--- START ---

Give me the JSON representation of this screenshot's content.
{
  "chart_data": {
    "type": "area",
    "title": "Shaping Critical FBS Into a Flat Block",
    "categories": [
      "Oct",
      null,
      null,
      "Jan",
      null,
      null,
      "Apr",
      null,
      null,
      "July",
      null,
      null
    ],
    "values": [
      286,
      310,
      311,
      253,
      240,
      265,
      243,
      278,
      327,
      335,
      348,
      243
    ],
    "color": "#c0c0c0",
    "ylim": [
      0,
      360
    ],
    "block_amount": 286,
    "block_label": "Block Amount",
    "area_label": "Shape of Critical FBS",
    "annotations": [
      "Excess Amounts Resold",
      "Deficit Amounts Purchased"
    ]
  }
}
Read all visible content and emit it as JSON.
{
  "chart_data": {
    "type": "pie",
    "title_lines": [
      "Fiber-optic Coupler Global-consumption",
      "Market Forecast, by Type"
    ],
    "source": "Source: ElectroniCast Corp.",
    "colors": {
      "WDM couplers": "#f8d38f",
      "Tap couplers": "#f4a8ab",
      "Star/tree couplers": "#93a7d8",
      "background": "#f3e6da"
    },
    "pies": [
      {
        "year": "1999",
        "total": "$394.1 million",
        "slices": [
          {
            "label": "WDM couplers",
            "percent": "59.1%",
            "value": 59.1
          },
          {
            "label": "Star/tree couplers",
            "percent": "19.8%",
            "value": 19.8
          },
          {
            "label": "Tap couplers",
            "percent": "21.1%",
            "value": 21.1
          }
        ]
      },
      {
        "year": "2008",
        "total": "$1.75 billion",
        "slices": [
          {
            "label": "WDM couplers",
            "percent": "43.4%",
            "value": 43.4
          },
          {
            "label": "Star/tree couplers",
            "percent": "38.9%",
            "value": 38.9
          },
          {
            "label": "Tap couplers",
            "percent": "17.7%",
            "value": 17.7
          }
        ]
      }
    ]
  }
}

--- END ---

Aim of the task – Your task is to transcribe the listing above in full, exactly as given.

Result –
Give me the JSON representation of this screenshot's content.
{
  "chart_data": {
    "type": "area",
    "title": "Shaping Critical FBS Into a Flat Block",
    "categories": [
      "Oct",
      null,
      null,
      "Jan",
      null,
      null,
      "Apr",
      null,
      null,
      "July",
      null,
      null
    ],
    "values": [
      286,
      310,
      311,
      253,
      240,
      265,
      243,
      278,
      327,
      335,
      348,
      243
    ],
    "color": "#c0c0c0",
    "ylim": [
      0,
      360
    ],
    "block_amount": 286,
    "block_label": "Block Amount",
    "area_label": "Shape of Critical FBS",
    "annotations": [
      "Excess Amounts Resold",
      "Deficit Amounts Purchased"
    ]
  }
}
Read all visible content and emit it as JSON.
{
  "chart_data": {
    "type": "pie",
    "title_lines": [
      "Fiber-optic Coupler Global-consumption",
      "Market Forecast, by Type"
    ],
    "source": "Source: ElectroniCast Corp.",
    "colors": {
      "WDM couplers": "#f8d38f",
      "Tap couplers": "#f4a8ab",
      "Star/tree couplers": "#93a7d8",
      "background": "#f3e6da"
    },
    "pies": [
      {
        "year": "1999",
        "total": "$394.1 million",
        "slices": [
          {
            "label": "WDM couplers",
            "percent": "59.1%",
            "value": 59.1
          },
          {
            "label": "Star/tree couplers",
            "percent": "19.8%",
            "value": 19.8
          },
          {
            "label": "Tap couplers",
            "percent": "21.1%",
            "value": 21.1
          }
        ]
      },
      {
        "year": "2008",
        "total": "$1.75 billion",
        "slices": [
          {
            "label": "WDM couplers",
            "percent": "43.4%",
            "value": 43.4
          },
          {
            "label": "Star/tree couplers",
            "percent": "38.9%",
            "value": 38.9
          },
          {
            "label": "Tap couplers",
            "percent": "17.7%",
            "value": 17.7
          }
        ]
      }
    ]
  }
}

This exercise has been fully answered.